## AIM
Check each line for the word "about" and give how many have it. Say nothing else.

--- BEGIN ---

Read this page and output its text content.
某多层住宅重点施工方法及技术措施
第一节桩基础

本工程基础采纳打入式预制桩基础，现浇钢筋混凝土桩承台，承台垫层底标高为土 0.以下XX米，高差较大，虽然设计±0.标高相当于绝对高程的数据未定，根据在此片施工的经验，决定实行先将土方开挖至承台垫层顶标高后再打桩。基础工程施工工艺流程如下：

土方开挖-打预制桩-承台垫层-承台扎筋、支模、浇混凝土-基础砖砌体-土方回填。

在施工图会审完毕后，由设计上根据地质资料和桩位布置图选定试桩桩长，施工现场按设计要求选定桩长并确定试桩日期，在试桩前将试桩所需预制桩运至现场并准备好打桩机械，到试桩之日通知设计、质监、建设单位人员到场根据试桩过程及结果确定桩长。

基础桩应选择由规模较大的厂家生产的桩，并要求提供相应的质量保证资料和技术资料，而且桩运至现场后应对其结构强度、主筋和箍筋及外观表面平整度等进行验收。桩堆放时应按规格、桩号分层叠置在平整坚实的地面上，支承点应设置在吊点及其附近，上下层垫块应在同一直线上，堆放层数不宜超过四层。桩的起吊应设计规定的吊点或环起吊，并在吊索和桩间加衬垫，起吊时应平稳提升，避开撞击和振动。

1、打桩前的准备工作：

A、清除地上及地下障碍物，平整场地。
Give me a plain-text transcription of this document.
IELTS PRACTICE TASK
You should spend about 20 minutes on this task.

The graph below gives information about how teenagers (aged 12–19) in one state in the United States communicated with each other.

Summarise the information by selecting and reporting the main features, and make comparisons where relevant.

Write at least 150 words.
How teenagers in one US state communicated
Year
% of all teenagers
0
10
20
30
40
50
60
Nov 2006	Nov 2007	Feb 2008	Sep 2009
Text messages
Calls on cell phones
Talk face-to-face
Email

--- END ---

## CORRECT ANSWER
2